**Supplied records:**
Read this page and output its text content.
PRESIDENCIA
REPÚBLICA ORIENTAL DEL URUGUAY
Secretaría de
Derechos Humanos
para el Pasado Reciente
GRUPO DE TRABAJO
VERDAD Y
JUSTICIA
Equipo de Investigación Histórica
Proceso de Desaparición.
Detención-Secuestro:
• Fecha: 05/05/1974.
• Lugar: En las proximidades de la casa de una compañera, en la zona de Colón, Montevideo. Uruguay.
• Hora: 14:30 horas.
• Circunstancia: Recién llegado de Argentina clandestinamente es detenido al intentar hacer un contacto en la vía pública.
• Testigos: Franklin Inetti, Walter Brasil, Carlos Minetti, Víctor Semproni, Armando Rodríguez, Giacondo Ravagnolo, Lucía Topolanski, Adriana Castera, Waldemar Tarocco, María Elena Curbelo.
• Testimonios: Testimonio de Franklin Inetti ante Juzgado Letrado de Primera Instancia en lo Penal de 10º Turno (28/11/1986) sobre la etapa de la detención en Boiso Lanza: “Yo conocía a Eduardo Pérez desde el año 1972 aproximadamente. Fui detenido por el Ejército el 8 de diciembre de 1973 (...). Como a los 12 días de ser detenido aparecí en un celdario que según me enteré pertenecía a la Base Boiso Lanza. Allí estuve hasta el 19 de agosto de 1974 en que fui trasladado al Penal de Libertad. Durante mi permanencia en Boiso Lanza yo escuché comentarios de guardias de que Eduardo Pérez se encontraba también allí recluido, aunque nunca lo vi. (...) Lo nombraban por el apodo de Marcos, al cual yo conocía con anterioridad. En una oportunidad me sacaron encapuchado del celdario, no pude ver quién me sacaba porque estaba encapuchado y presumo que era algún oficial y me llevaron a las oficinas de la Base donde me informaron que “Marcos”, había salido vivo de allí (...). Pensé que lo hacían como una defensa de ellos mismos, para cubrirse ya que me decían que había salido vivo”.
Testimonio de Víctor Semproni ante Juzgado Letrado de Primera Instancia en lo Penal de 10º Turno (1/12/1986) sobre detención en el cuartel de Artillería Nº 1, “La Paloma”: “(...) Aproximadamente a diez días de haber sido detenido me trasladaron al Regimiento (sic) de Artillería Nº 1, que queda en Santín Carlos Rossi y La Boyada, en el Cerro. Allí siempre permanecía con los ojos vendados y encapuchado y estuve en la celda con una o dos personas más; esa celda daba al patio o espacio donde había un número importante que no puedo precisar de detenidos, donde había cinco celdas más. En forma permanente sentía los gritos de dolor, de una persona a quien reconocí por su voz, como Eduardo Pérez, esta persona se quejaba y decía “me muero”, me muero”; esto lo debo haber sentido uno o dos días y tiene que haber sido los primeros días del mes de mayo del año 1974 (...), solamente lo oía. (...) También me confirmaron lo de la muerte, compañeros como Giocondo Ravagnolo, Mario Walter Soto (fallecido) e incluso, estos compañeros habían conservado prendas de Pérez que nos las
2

**Your instructions:** Take the entries above and transcribe them exactly.

**Answer for the task:**
Read this page and output its text content.
PRESIDENCIA
REPÚBLICA ORIENTAL DEL URUGUAY
Secretaría de
Derechos Humanos
para el Pasado Reciente
GRUPO DE TRABAJO
VERDAD Y
JUSTICIA
Equipo de Investigación Histórica
Proceso de Desaparición.
Detención-Secuestro:
• Fecha: 05/05/1974.
• Lugar: En las proximidades de la casa de una compañera, en la zona de Colón, Montevideo. Uruguay.
• Hora: 14:30 horas.
• Circunstancia: Recién llegado de Argentina clandestinamente es detenido al intentar hacer un contacto en la vía pública.
• Testigos: Franklin Inetti, Walter Brasil, Carlos Minetti, Víctor Semproni, Armando Rodríguez, Giacondo Ravagnolo, Lucía Topolanski, Adriana Castera, Waldemar Tarocco, María Elena Curbelo.
• Testimonios: Testimonio de Franklin Inetti ante Juzgado Letrado de Primera Instancia en lo Penal de 10º Turno (28/11/1986) sobre la etapa de la detención en Boiso Lanza: “Yo conocía a Eduardo Pérez desde el año 1972 aproximadamente. Fui detenido por el Ejército el 8 de diciembre de 1973 (...). Como a los 12 días de ser detenido aparecí en un celdario que según me enteré pertenecía a la Base Boiso Lanza. Allí estuve hasta el 19 de agosto de 1974 en que fui trasladado al Penal de Libertad. Durante mi permanencia en Boiso Lanza yo escuché comentarios de guardias de que Eduardo Pérez se encontraba también allí recluido, aunque nunca lo vi. (...) Lo nombraban por el apodo de Marcos, al cual yo conocía con anterioridad. En una oportunidad me sacaron encapuchado del celdario, no pude ver quién me sacaba porque estaba encapuchado y presumo que era algún oficial y me llevaron a las oficinas de la Base donde me informaron que “Marcos”, había salido vivo de allí (...). Pensé que lo hacían como una defensa de ellos mismos, para cubrirse ya que me decían que había salido vivo”.
Testimonio de Víctor Semproni ante Juzgado Letrado de Primera Instancia en lo Penal de 10º Turno (1/12/1986) sobre detención en el cuartel de Artillería Nº 1, “La Paloma”: “(...) Aproximadamente a diez días de haber sido detenido me trasladaron al Regimiento (sic) de Artillería Nº 1, que queda en Santín Carlos Rossi y La Boyada, en el Cerro. Allí siempre permanecía con los ojos vendados y encapuchado y estuve en la celda con una o dos personas más; esa celda daba al patio o espacio donde había un número importante que no puedo precisar de detenidos, donde había cinco celdas más. En forma permanente sentía los gritos de dolor, de una persona a quien reconocí por su voz, como Eduardo Pérez, esta persona se quejaba y decía “me muero”, me muero”; esto lo debo haber sentido uno o dos días y tiene que haber sido los primeros días del mes de mayo del año 1974 (...), solamente lo oía. (...) También me confirmaron lo de la muerte, compañeros como Giocondo Ravagnolo, Mario Walter Soto (fallecido) e incluso, estos compañeros habían conservado prendas de Pérez que nos las
2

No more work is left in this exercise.